(begin)
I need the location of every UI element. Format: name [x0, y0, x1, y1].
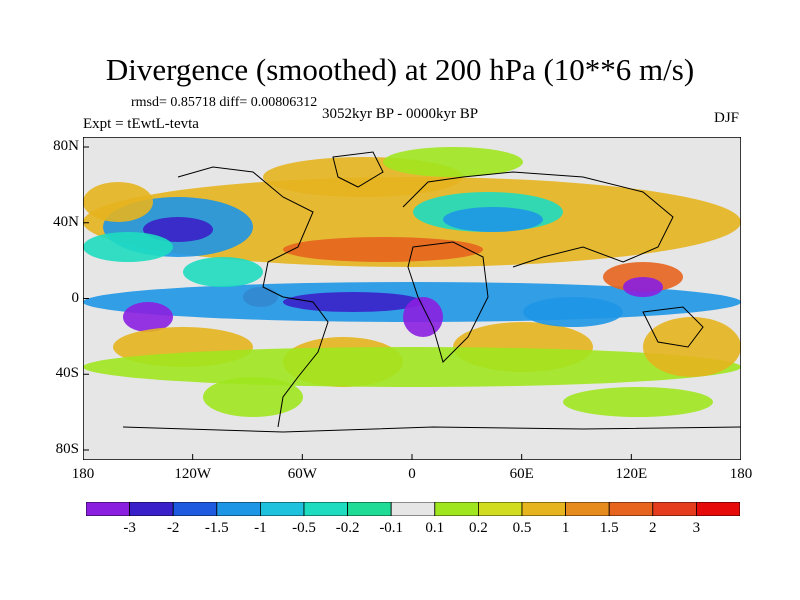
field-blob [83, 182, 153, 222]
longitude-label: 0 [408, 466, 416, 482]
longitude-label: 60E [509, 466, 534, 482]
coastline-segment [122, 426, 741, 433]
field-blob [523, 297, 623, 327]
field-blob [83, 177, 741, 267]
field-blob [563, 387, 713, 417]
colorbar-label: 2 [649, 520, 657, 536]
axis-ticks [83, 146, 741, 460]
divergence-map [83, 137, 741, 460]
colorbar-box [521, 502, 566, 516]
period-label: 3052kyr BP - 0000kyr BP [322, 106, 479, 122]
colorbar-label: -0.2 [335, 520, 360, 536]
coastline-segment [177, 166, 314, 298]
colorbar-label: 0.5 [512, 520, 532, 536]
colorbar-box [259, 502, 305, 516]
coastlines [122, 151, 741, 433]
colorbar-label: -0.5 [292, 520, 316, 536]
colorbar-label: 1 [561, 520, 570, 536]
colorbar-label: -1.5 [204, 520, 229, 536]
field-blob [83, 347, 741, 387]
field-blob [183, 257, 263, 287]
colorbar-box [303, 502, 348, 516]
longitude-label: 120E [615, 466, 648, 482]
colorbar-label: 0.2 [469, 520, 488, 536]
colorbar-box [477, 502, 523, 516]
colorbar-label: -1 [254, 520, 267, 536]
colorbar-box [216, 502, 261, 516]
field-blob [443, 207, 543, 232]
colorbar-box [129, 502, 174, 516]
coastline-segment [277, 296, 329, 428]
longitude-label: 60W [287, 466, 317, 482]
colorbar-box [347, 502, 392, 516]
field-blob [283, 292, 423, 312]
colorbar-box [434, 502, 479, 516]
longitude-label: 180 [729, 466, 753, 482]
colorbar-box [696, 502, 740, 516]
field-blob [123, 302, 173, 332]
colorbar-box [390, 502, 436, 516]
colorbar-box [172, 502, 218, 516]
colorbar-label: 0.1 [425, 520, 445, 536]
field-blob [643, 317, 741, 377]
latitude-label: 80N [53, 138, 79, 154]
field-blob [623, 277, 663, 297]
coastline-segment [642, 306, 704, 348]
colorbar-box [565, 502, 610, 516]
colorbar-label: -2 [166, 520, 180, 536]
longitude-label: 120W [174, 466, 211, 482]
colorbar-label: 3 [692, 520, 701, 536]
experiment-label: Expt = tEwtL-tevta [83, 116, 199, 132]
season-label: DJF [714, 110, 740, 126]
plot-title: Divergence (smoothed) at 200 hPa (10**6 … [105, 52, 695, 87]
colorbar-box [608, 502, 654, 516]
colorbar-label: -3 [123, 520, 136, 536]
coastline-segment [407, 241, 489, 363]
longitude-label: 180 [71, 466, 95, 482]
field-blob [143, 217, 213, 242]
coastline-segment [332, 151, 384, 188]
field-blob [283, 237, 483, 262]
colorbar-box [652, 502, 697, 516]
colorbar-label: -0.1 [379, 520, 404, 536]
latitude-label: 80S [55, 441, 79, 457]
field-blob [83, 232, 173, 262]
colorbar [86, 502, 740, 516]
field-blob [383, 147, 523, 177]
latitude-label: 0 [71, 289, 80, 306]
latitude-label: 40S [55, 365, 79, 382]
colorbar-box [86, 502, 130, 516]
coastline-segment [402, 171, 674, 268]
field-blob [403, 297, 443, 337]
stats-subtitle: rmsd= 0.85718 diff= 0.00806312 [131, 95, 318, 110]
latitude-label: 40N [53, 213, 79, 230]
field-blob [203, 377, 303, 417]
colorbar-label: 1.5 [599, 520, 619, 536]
(end)
(begin)
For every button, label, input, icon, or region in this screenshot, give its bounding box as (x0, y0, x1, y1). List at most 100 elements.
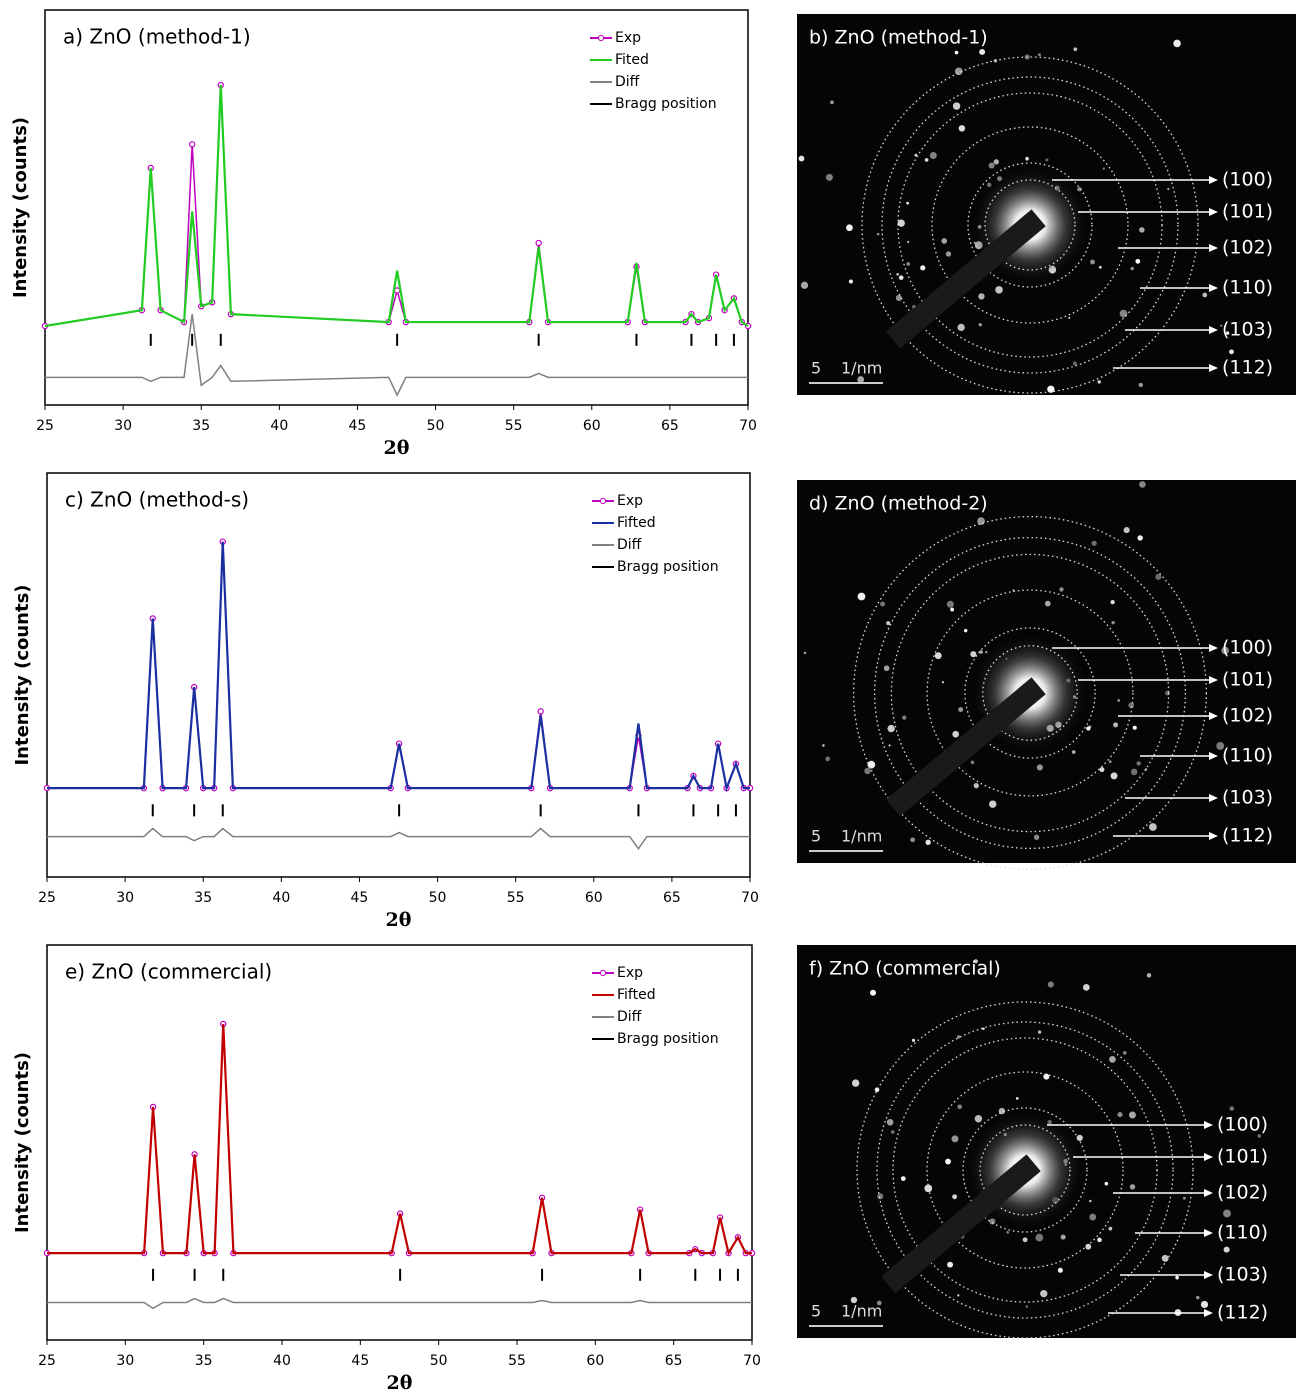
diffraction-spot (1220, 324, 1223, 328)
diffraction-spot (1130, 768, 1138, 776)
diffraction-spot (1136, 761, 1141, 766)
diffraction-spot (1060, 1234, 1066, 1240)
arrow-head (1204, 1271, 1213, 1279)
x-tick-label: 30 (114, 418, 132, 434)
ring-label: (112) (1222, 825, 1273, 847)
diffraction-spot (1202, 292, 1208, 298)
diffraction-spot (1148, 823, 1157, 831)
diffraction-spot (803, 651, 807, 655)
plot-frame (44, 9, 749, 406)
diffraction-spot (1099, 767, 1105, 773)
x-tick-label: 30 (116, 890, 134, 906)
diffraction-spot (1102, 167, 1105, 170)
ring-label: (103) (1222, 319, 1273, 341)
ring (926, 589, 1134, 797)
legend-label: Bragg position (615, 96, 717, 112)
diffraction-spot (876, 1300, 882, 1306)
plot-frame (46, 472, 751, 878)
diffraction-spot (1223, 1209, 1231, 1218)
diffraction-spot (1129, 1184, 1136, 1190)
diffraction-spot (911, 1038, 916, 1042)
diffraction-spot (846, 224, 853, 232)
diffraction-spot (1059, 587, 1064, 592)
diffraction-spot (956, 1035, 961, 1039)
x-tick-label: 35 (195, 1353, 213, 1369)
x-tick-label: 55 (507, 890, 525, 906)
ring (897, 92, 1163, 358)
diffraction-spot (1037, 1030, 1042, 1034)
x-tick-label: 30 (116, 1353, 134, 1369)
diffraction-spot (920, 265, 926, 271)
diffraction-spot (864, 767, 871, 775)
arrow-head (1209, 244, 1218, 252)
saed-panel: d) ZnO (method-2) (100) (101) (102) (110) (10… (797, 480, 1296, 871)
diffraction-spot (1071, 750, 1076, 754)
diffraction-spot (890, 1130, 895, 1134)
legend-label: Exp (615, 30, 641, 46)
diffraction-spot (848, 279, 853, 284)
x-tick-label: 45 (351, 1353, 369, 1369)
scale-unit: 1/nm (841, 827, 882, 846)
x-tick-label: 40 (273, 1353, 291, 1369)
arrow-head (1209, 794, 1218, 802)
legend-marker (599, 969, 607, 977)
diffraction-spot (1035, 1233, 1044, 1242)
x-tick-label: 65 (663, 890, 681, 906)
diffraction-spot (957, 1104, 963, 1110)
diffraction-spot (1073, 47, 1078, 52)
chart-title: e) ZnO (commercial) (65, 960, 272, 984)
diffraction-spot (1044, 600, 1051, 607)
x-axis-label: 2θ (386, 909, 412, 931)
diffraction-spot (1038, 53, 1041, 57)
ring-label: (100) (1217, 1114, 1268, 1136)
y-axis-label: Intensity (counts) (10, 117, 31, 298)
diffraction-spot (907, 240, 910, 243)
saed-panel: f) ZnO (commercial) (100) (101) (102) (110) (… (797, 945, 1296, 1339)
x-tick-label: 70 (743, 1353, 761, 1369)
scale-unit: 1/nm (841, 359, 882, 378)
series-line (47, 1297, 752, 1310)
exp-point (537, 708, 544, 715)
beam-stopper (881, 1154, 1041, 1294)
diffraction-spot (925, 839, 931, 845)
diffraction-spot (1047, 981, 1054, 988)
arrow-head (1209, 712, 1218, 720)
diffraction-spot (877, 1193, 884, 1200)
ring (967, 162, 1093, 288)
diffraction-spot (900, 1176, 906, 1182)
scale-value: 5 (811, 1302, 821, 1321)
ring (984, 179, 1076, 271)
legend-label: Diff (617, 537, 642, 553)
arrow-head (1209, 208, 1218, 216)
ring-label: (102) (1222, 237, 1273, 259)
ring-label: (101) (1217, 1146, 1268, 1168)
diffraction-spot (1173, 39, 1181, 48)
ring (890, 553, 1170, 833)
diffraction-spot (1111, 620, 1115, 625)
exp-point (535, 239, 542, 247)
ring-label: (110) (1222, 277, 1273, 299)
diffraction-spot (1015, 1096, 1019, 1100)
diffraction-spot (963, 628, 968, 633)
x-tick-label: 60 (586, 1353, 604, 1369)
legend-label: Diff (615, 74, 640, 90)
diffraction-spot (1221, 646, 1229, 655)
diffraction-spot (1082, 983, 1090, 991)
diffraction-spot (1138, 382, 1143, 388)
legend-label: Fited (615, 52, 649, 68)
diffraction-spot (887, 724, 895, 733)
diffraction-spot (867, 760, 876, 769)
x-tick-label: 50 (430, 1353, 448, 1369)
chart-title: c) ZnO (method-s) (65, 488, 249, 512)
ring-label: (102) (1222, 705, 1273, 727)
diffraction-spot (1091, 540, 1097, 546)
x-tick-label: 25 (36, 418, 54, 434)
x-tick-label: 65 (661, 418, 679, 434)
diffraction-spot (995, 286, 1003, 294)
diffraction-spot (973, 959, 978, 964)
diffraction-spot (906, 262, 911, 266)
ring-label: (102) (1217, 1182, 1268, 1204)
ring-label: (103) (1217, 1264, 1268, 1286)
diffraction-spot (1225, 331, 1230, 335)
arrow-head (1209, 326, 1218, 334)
(end)
**Description of the task**
Please convert the lines between the ones holding "field-blob [83, 182, 153, 222]" and "axis-ticks [83, 146, 741, 460]", inclusive, into a JSON list of strings with one string per line, leaving out any blank lines.

**Answer for this exercise**
[
  "field-blob [83, 182, 153, 222]",
  "longitude-label: 0 [408, 466, 416, 482]",
  "longitude-label: 60E [509, 466, 534, 482]",
  "coastline-segment [122, 426, 741, 433]",
  "field-blob [523, 297, 623, 327]",
  "field-blob [83, 177, 741, 267]",
  "field-blob [563, 387, 713, 417]",
  "colorbar-label: 2 [649, 520, 657, 536]",
  "axis-ticks [83, 146, 741, 460]"
]